[START Data records]
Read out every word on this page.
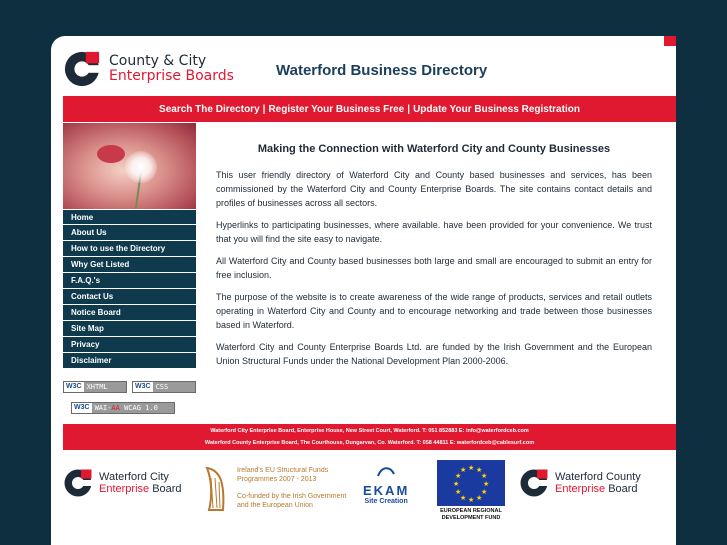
County & City
Enterprise Boards	Waterford Business Directory
Search The Directory | Register Your Business Free | Update Your Business Registration
Home
About Us
How to use the Directory
Why Get Listed
F.A.Q.'s
Contact Us
Notice Board
Site Map
Privacy
Disclaimer
W3C XHTML 1.0
W3C CSS
W3C WAI-AA WCAG 1.0
Making the Connection with Waterford City and County Businesses

This user friendly directory of Waterford City and County based businesses and services, has been commissioned by the Waterford City and County Enterprise Boards. The site contains contact details and profiles of businesses across all sectors.

Hyperlinks to participating businesses, where available. have been provided for your convenience. We trust that you will find the site easy to navigate.

All Waterford City and County based businesses both large and small are encouraged to submit an entry for free inclusion.

The purpose of the website is to create awareness of the wide range of products, services and retail outlets operating in Waterford City and County and to encourage networking and trade between those businesses based in Waterford.

Waterford City and County Enterprise Boards Ltd. are funded by the Irish Government and the European Union Structural Funds under the National Development Plan 2000-2006.

Waterford City Enterprise Board, Enterprise House, New Street Court, Waterford. T: 051 852883 E: info@waterfordceb.com
Waterford County Enterprise Board, The Courthouse, Dungarvan, Co. Waterford. T: 058 44811 E: waterfordceb@cablesurf.com
Waterford City
Enterprise Board
Ireland's EU Structural Funds
Programmes 2007 - 2013
Co-funded by the Irish Government
and the European Union
EKAM
Site Creation
★ ★
★
★
★
★
★
★
★
★
★
★
EUROPEAN REGIONAL
DEVELOPMENT FUND
Waterford County
Enterprise Board
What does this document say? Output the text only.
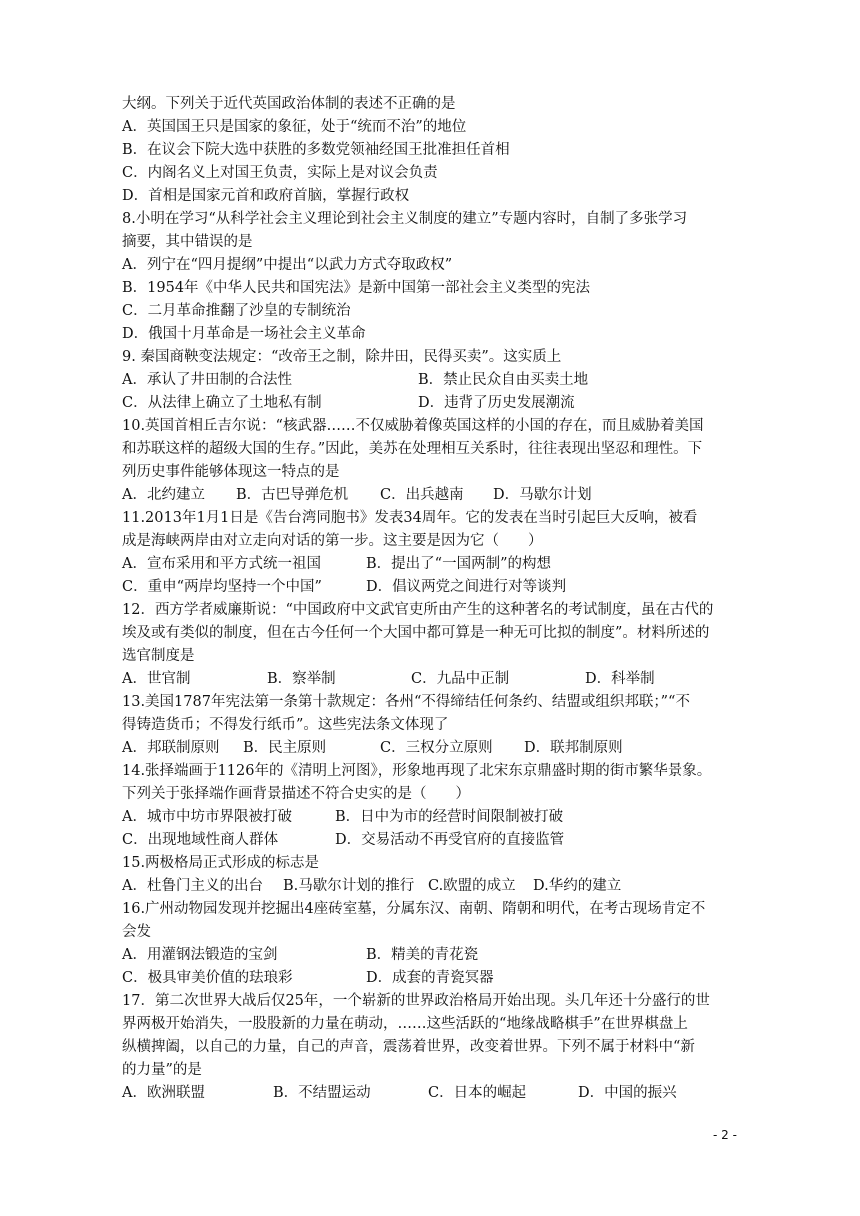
大纲。下列关于近代英国政治体制的表述不正确的是
A．英国国王只是国家的象征，处于“统而不治”的地位
B．在议会下院大选中获胜的多数党领袖经国王批准担任首相
C．内阁名义上对国王负责，实际上是对议会负责
D．首相是国家元首和政府首脑，掌握行政权
8.小明在学习“从科学社会主义理论到社会主义制度的建立”专题内容时，自制了多张学习
摘要，其中错误的是
A．列宁在“四月提纲”中提出“以武力方式夺取政权”
B．1954年《中华人民共和国宪法》是新中国第一部社会主义类型的宪法
C．二月革命推翻了沙皇的专制统治
D．俄国十月革命是一场社会主义革命
9. 秦国商鞅变法规定：“改帝王之制，除井田，民得买卖”。这实质上
10.英国首相丘吉尔说：“核武器……不仅威胁着像英国这样的小国的存在，而且威胁着美国
和苏联这样的超级大国的生存。”因此，美苏在处理相互关系时，往往表现出坚忍和理性。下
列历史事件能够体现这一特点的是
11.2013年1月1日是《告台湾同胞书》发表34周年。它的发表在当时引起巨大反响，被看
成是海峡两岸由对立走向对话的第一步。这主要是因为它（　　）
12．西方学者威廉斯说：“中国政府中文武官吏所由产生的这种著名的考试制度，虽在古代的
埃及或有类似的制度，但在古今任何一个大国中都可算是一种无可比拟的制度”。材料所述的
选官制度是
13.美国1787年宪法第一条第十款规定：各州“不得缔结任何条约、结盟或组织邦联；”“不
得铸造货币；不得发行纸币”。这些宪法条文体现了
14.张择端画于1126年的《清明上河图》，形象地再现了北宋东京鼎盛时期的街市繁华景象。
下列关于张择端作画背景描述不符合史实的是（　　）
15.两极格局正式形成的标志是
16.广州动物园发现并挖掘出4座砖室墓，分属东汉、南朝、隋朝和明代，在考古现场肯定不
会发
17．第二次世界大战后仅25年，一个崭新的世界政治格局开始出现。头几年还十分盛行的世
界两极开始消失，一股股新的力量在萌动，……这些活跃的“地缘战略棋手”在世界棋盘上
纵横捭阖，以自己的力量，自己的声音，震荡着世界，改变着世界。下列不属于材料中“新
的力量”的是
A．承认了井田制的合法性	B．禁止民众自由买卖土地
C．从法律上确立了土地私有制	D．违背了历史发展潮流
A．北约建立 B．古巴导弹危机 C．出兵越南 D．马歇尔计划
A．宣布采用和平方式统一祖国	B．提出了“一国两制”的构想
C．重申“两岸均坚持一个中国”	D．倡议两党之间进行对等谈判
A．世官制	B．察举制	C．九品中正制	D．科举制
A．邦联制原则 B．民主原则	C．三权分立原则 D．联邦制原则
A．城市中坊市界限被打破	B．日中为市的经营时间限制被打破
C．出现地域性商人群体	D．交易活动不再受官府的直接监管
A．杜鲁门主义的出台 B.马歇尔计划的推行 C.欧盟的成立 D.华约的建立
A．用灌钢法锻造的宝剑	B．精美的青花瓷
C．极具审美价值的珐琅彩	D．成套的青瓷冥器
A．欧洲联盟	B．不结盟运动	C．日本的崛起	D．中国的振兴
- 2 -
[END Data records]
The exercise: Each record above must be returned exactly as written, with its pictures omitted.

Exercise answer:
Read out every word on this page.
County & City
Enterprise Boards	Waterford Business Directory
Search The Directory | Register Your Business Free | Update Your Business Registration
Home
About Us
How to use the Directory
Why Get Listed
F.A.Q.'s
Contact Us
Notice Board
Site Map
Privacy
Disclaimer
W3C XHTML 1.0
W3C CSS
W3C WAI-AA WCAG 1.0
Making the Connection with Waterford City and County Businesses

This user friendly directory of Waterford City and County based businesses and services, has been commissioned by the Waterford City and County Enterprise Boards. The site contains contact details and profiles of businesses across all sectors.

Hyperlinks to participating businesses, where available. have been provided for your convenience. We trust that you will find the site easy to navigate.

All Waterford City and County based businesses both large and small are encouraged to submit an entry for free inclusion.

The purpose of the website is to create awareness of the wide range of products, services and retail outlets operating in Waterford City and County and to encourage networking and trade between those businesses based in Waterford.

Waterford City and County Enterprise Boards Ltd. are funded by the Irish Government and the European Union Structural Funds under the National Development Plan 2000-2006.

Waterford City Enterprise Board, Enterprise House, New Street Court, Waterford. T: 051 852883 E: info@waterfordceb.com
Waterford County Enterprise Board, The Courthouse, Dungarvan, Co. Waterford. T: 058 44811 E: waterfordceb@cablesurf.com
Waterford City
Enterprise Board
Ireland's EU Structural Funds
Programmes 2007 - 2013
Co-funded by the Irish Government
and the European Union
EKAM
Site Creation
★ ★
★
★
★
★
★
★
★
★
★
★
EUROPEAN REGIONAL
DEVELOPMENT FUND
Waterford County
Enterprise Board
What does this document say? Output the text only.
大纲。下列关于近代英国政治体制的表述不正确的是
A．英国国王只是国家的象征，处于“统而不治”的地位
B．在议会下院大选中获胜的多数党领袖经国王批准担任首相
C．内阁名义上对国王负责，实际上是对议会负责
D．首相是国家元首和政府首脑，掌握行政权
8.小明在学习“从科学社会主义理论到社会主义制度的建立”专题内容时，自制了多张学习
摘要，其中错误的是
A．列宁在“四月提纲”中提出“以武力方式夺取政权”
B．1954年《中华人民共和国宪法》是新中国第一部社会主义类型的宪法
C．二月革命推翻了沙皇的专制统治
D．俄国十月革命是一场社会主义革命
9. 秦国商鞅变法规定：“改帝王之制，除井田，民得买卖”。这实质上
10.英国首相丘吉尔说：“核武器……不仅威胁着像英国这样的小国的存在，而且威胁着美国
和苏联这样的超级大国的生存。”因此，美苏在处理相互关系时，往往表现出坚忍和理性。下
列历史事件能够体现这一特点的是
11.2013年1月1日是《告台湾同胞书》发表34周年。它的发表在当时引起巨大反响，被看
成是海峡两岸由对立走向对话的第一步。这主要是因为它（　　）
12．西方学者威廉斯说：“中国政府中文武官吏所由产生的这种著名的考试制度，虽在古代的
埃及或有类似的制度，但在古今任何一个大国中都可算是一种无可比拟的制度”。材料所述的
选官制度是
13.美国1787年宪法第一条第十款规定：各州“不得缔结任何条约、结盟或组织邦联；”“不
得铸造货币；不得发行纸币”。这些宪法条文体现了
14.张择端画于1126年的《清明上河图》，形象地再现了北宋东京鼎盛时期的街市繁华景象。
下列关于张择端作画背景描述不符合史实的是（　　）
15.两极格局正式形成的标志是
16.广州动物园发现并挖掘出4座砖室墓，分属东汉、南朝、隋朝和明代，在考古现场肯定不
会发
17．第二次世界大战后仅25年，一个崭新的世界政治格局开始出现。头几年还十分盛行的世
界两极开始消失，一股股新的力量在萌动，……这些活跃的“地缘战略棋手”在世界棋盘上
纵横捭阖，以自己的力量，自己的声音，震荡着世界，改变着世界。下列不属于材料中“新
的力量”的是
A．承认了井田制的合法性	B．禁止民众自由买卖土地
C．从法律上确立了土地私有制	D．违背了历史发展潮流
A．北约建立 B．古巴导弹危机 C．出兵越南 D．马歇尔计划
A．宣布采用和平方式统一祖国	B．提出了“一国两制”的构想
C．重申“两岸均坚持一个中国”	D．倡议两党之间进行对等谈判
A．世官制	B．察举制	C．九品中正制	D．科举制
A．邦联制原则 B．民主原则	C．三权分立原则 D．联邦制原则
A．城市中坊市界限被打破	B．日中为市的经营时间限制被打破
C．出现地域性商人群体	D．交易活动不再受官府的直接监管
A．杜鲁门主义的出台 B.马歇尔计划的推行 C.欧盟的成立 D.华约的建立
A．用灌钢法锻造的宝剑	B．精美的青花瓷
C．极具审美价值的珐琅彩	D．成套的青瓷冥器
A．欧洲联盟	B．不结盟运动	C．日本的崛起	D．中国的振兴
- 2 -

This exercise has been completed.